▸ TASK PROMPT:
Filter the data below for the string "Решение" and copy each matching line.

-- START --

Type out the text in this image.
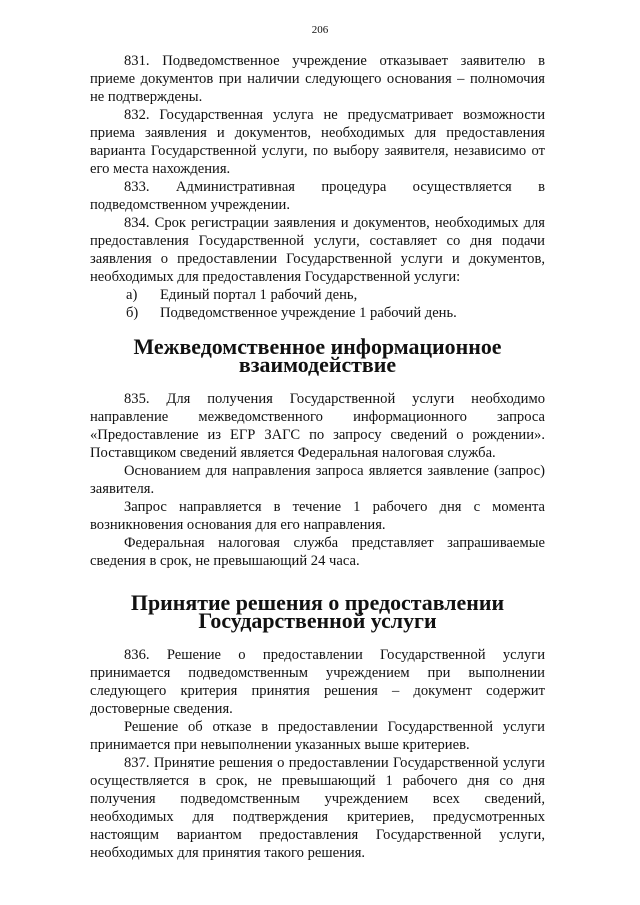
206

831. Подведомственное учреждение отказывает заявителю в приеме документов при наличии следующего основания – полномочия не подтверждены.

832. Государственная услуга не предусматривает возможности приема заявления и документов, необходимых для предоставления варианта Государственной услуги, по выбору заявителя, независимо от его места нахождения.

833. Административная процедура осуществляется в подведомственном учреждении.

834. Срок регистрации заявления и документов, необходимых для предоставления Государственной услуги, составляет со дня подачи заявления о предоставлении Государственной услуги и документов, необходимых для предоставления Государственной услуги:

а)	Единый портал 1 рабочий день,
б)	Подведомственное учреждение 1 рабочий день.
Межведомственное информационное взаимодействие

835. Для получения Государственной услуги необходимо направление межведомственного информационного запроса «Предоставление из ЕГР ЗАГС по запросу сведений о рождении». Поставщиком сведений является Федеральная налоговая служба.

Основанием для направления запроса является заявление (запрос) заявителя.

Запрос направляется в течение 1 рабочего дня с момента возникновения основания для его направления.

Федеральная налоговая служба представляет запрашиваемые сведения в срок, не превышающий 24 часа.

Принятие решения о предоставлении Государственной услуги

836. Решение о предоставлении Государственной услуги принимается подведомственным учреждением при выполнении следующего критерия принятия решения – документ содержит достоверные сведения.

Решение об отказе в предоставлении Государственной услуги принимается при невыполнении указанных выше критериев.

837. Принятие решения о предоставлении Государственной услуги осуществляется в срок, не превышающий 1 рабочего дня со дня получения подведомственным учреждением всех сведений, необходимых для подтверждения критериев, предусмотренных настоящим вариантом предоставления Государственной услуги, необходимых для принятия такого решения.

-- END --

▸ PROBLEM SOLUTION:
836. Решение о предоставлении Государственной услуги принимается подведомственным учреждением при выполнении следующего критерия принятия решения – документ содержит достоверные сведения.
Решение об отказе в предоставлении Государственной услуги принимается при невыполнении указанных выше критериев.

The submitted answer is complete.